[JOBS]
**a)** Name every subregion of the Hunza River Basin for which the passage on runoff uncertainty and glacier mass balance gives a simulated control-period glacier mass balance.
**b)** Continue the passage on runoff uncertainty and glacier mass balance from the point where it stops.

[DOCUMENT SECTION]
5.3. Stochastic Uncertainty

[68] The stochastic variability in simulated future runoff is directly linked to future climate forcing, whose stochasticity can be derived from the climate statistics obtained from downscaled GCMs [Fatichi et al., 2011, 2013]. Table 3 shows that the stochasticity in temperature is very low, with a standard deviation in mean decadal temperatures of only 0.1°C for the Hunza River Basin (Table 3, control period and GCMs 2041–2050). The standard deviation in observed monthly mean temperatures is rather low also for the present (Figure 2). Stochasticity in temperature can thus not explain the stochastic variability in simulated runoff. The situation is different regarding precipitation: the stochastic uncertainty in liquid or solid precipitation exceeds the effect of the assumed parametric uncertainty on precipitation (Table 3, e.g., the standard deviation in Hunza 2041–2050 PrecS is more than 2 times larger in CGCM3 stochastic simulations than due to ±10% parameter uncertainty). In comparison to the control period, the standard deviation of solid and liquid precipitation increases in the future according to all GCMs (except for MIROC3 and solid precipitation). The higher probability of the occurrence of particularly wet or dry years is therefore responsible for the increasing uncertainty in projections about future decadal mean runoff (stochastic uncertainty in Figure 8).

5.4. Glacier Mass Balance and Climatic Input

[69] According to the modeling results, the total mass of glaciers in the Hunza River Basin is more or less stationary during the control period (Table 3; mean GMB Hunza 2001–2010: +0.12 m/yr). This is in accordance with recent studies based on geodetic mass balance observations [Gardelle et al., 2012; Kääb et al., 2012], which reported relatively stable glacier mass balance for the Karakoram for the early twenty-first century. However, Table 3 shows also that there are strong differences among subregions: while simulations indicate negative glacier mass balances in the north of the study catchment for the control period (Ziarat: −2.07 m/yr, Kunjerab: −0.31 m/yr), stable mass balances are calculated for the southwest (Naltar: −0.09 m/yr) and positive glacier mass balances for the southeast (Hispar: +0.45 m/yr, Shimshal: +1.13 m/yr). Such a strong spatially variable response of glaciers to climate change has been described previously by Scherler et al. [2011b], who used repeated satellite images to track glacier changes and found that 58% of the studied glaciers in the Karakoram were advancing or stagnant, while 42% of them were retreating. Sarikaya et al. [2013, 2012] identified a spatial trend in glacier fluctuations within northern Pakistan, with shrinking glaciers in the west and a greater frequency of advancing glaciers toward the east. This west-east gradient agrees with the pattern of simulated glacier mass balances in this study: Ziarat in the northwest shows more negative mass balances than Kunjerab in the northeast of the study catchment, and mass balances simulated for the subregions in the southeast (Hispar) and east (Shimshal) are more positive than in the southwest (Naltar). In glacier surveys by Hewitt [2005], 13 glaciers in the southeastern Karakoram (including three glaciers in the Shimshal valley, two Hispar glaciers, and two glaciers in Naltar) were found to be growing; some of the larger glaciers exhibited a thickening by 5–15 m over substantial ablation zone areas within only 5 years. Although glacier advances and elevation rise in the ablation zone may be the consequence of glacier surges [Mayer et al., 2011], these observations might also be an indication of positive mass balances, as mass balance has an important control on the frequency of glacier surging [Copland et al., 2011].

[EXCERPTED DATA]

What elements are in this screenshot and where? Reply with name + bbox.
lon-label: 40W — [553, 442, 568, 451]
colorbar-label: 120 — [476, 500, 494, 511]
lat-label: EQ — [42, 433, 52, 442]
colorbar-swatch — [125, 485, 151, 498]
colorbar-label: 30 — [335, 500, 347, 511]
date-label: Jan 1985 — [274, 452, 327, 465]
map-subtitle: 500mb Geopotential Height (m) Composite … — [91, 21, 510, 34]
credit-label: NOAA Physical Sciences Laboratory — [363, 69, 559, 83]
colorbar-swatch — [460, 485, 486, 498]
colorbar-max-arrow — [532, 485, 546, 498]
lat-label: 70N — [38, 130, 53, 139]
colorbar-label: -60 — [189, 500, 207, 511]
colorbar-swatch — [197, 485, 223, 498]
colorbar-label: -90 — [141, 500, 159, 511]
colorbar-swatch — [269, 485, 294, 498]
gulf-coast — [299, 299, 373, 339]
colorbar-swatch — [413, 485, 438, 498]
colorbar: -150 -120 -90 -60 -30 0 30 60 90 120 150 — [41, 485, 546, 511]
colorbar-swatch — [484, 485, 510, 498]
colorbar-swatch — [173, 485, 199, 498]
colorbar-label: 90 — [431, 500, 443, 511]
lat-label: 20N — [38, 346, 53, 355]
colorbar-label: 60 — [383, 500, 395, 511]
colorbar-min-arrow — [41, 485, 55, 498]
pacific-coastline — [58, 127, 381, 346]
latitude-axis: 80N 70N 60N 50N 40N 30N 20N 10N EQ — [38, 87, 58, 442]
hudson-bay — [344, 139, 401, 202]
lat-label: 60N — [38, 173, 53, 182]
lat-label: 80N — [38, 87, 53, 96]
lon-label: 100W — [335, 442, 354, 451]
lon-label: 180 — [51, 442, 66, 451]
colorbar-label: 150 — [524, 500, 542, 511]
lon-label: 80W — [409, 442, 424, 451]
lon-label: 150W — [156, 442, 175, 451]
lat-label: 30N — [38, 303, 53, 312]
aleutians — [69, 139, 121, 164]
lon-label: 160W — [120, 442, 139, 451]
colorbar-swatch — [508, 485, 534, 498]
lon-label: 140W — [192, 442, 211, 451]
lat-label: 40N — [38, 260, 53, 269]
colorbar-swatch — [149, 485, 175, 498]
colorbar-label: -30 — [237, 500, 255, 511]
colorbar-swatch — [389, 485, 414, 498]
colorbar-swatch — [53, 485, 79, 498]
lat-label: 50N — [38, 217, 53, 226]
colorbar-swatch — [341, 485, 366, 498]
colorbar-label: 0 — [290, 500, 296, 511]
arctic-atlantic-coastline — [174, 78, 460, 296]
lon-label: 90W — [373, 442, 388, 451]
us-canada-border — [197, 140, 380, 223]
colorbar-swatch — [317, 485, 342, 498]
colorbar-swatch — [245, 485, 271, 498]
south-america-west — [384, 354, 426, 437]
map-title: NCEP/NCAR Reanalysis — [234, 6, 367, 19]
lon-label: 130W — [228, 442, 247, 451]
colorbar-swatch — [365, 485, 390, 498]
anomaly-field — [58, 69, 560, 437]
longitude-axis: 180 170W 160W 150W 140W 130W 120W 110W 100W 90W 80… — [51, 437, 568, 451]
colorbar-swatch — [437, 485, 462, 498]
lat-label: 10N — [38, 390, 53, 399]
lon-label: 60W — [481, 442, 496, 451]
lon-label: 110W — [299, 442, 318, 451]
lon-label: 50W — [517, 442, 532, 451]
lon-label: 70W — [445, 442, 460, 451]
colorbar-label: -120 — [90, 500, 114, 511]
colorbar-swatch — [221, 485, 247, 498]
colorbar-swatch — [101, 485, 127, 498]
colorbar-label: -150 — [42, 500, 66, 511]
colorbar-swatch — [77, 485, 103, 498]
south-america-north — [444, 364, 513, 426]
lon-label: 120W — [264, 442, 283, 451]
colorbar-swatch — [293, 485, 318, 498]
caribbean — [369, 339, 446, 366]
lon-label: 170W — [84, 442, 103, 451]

[RESULTS IN ORDER]
**a)** Ziarat, Kunjerab, Naltar, Hispar, Shimshal

**b)**
[70] The studies cited above confirm the plausibility of TOPKAPI-ETH simulations and indicate that the climatic input provided by the three stations might represent adequately the climate within the Hunza River Basin. However, the value of 1.13 m annual mass gain for Shimshal glaciers is very high. Likely, precipitation in the Shimshal basin is overestimated when using Naltar climate data and linear precipitation gradients. Winiger et al. [2005] identified the “Batura Wall” as the main precipitation divide between the wetter West Karakoram rainfall regime and the drier central Asian rainfall regime. Therefore, the northern part of Shimshal valley is likely drier than assumed in our simulations, as supported also by Immerzeel et al. [2012b]. However, no climate data are available for this area. To reduce the uncertainty due to the low density of meteorological stations, climate data representative of high-elevation regions, both South (Hispar) and North (Shimshal) of the Batura wall, are required.

[71] On the other extreme, mass balances for Ziarat are very negative, even compared to regions of the world where glacier retreat is well documented [e.g. Haeberli et al., 2007; Huss et al., 2010a]. Ziarat glaciers are extensively debris covered (Table 1), but very little is known about the characteristics of the debris mantles (thickness, conductivity, saturation conditions). Therefore, investigations should focus on the spatial variation of the debris layer characteristics and its effect on melt. If debris on Ziarat glaciers is thicker than in other subregions, mass balance may be less negative than simulated, as our model considers only uniform debris thickness.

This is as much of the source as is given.